AIM
Output every line exactly as written. Leave out pictures.

Data records

>> BEGIN

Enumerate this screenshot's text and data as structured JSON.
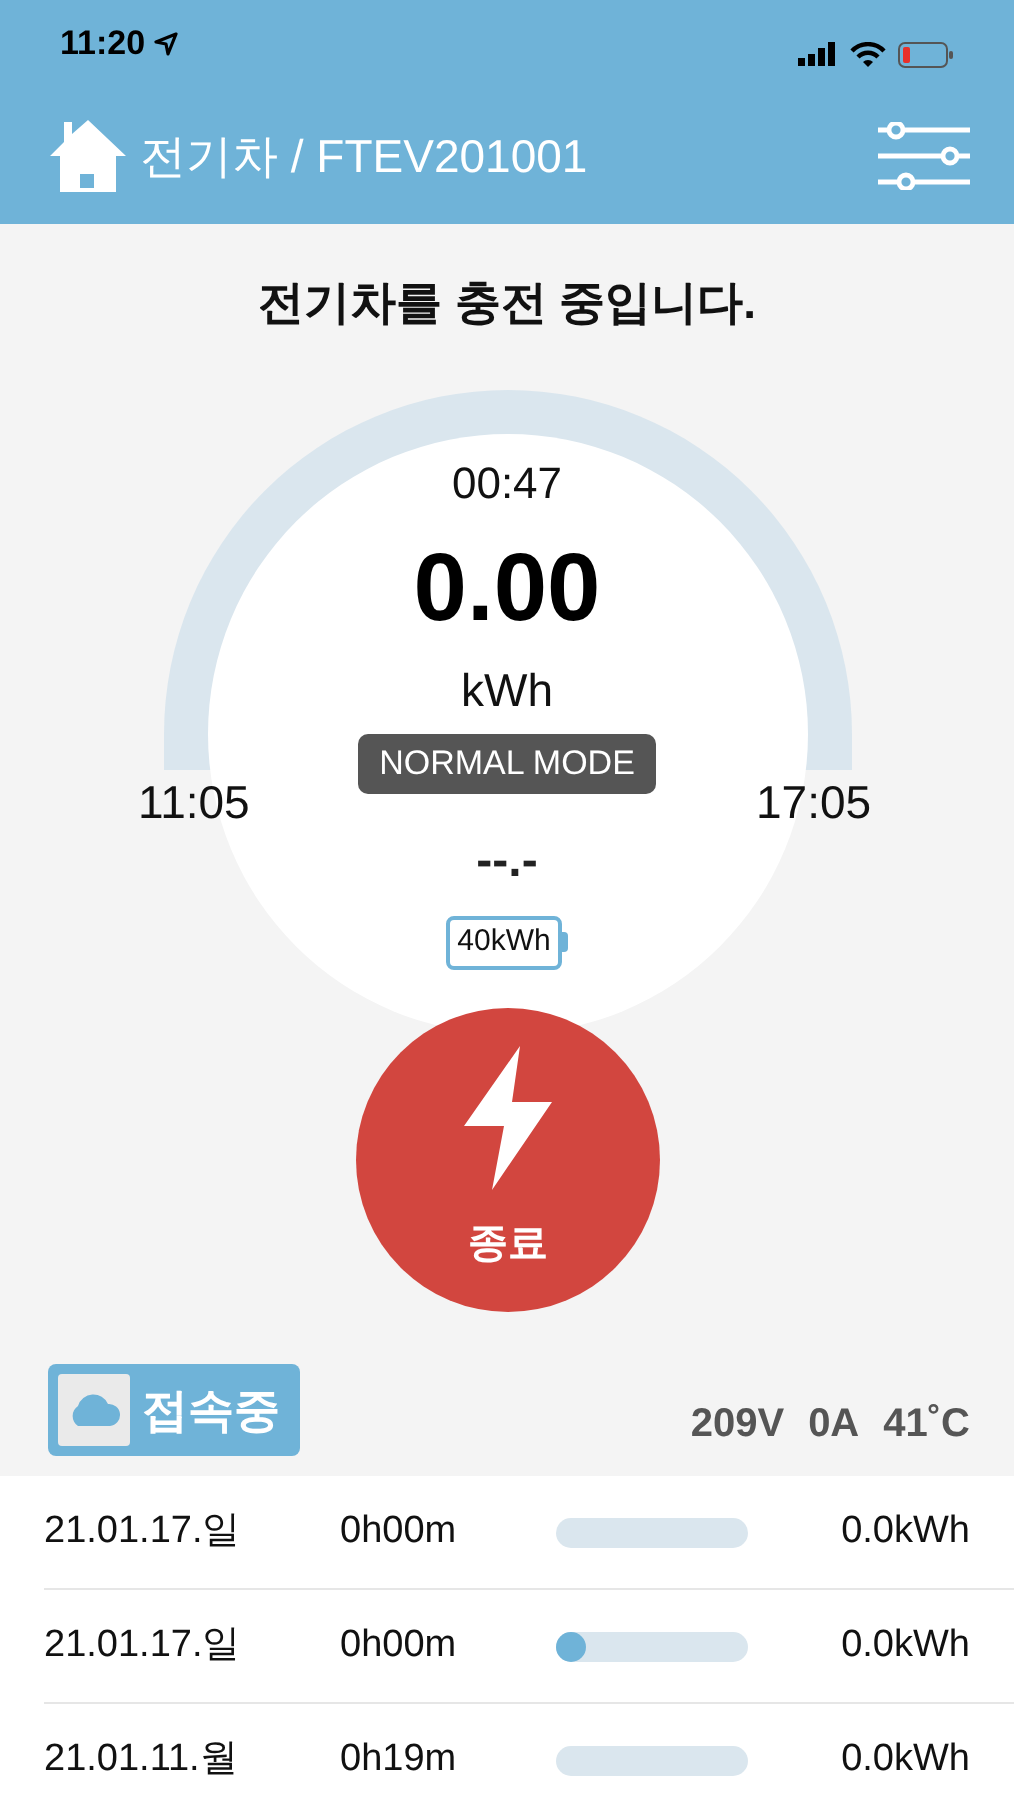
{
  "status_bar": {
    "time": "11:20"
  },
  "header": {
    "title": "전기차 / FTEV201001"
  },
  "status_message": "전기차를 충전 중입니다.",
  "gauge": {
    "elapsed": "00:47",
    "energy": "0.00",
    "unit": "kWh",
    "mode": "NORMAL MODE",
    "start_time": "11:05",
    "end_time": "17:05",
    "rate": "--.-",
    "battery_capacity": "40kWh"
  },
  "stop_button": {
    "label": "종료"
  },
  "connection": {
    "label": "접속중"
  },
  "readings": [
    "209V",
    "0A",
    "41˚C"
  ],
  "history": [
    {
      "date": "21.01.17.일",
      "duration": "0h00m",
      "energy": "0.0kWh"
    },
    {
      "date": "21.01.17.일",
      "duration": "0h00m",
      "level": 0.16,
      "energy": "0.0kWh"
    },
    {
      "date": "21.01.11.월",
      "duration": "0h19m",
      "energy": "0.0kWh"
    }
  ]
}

>> END

SOLUTION
Enumerate this screenshot's text and data as structured JSON.
{
  "status_bar": {
    "time": "11:20"
  },
  "header": {
    "title": "전기차 / FTEV201001"
  },
  "status_message": "전기차를 충전 중입니다.",
  "gauge": {
    "elapsed": "00:47",
    "energy": "0.00",
    "unit": "kWh",
    "mode": "NORMAL MODE",
    "start_time": "11:05",
    "end_time": "17:05",
    "rate": "--.-",
    "battery_capacity": "40kWh"
  },
  "stop_button": {
    "label": "종료"
  },
  "connection": {
    "label": "접속중"
  },
  "readings": [
    "209V",
    "0A",
    "41˚C"
  ],
  "history": [
    {
      "date": "21.01.17.일",
      "duration": "0h00m",
      "energy": "0.0kWh"
    },
    {
      "date": "21.01.17.일",
      "duration": "0h00m",
      "level": 0.16,
      "energy": "0.0kWh"
    },
    {
      "date": "21.01.11.월",
      "duration": "0h19m",
      "energy": "0.0kWh"
    }
  ]
}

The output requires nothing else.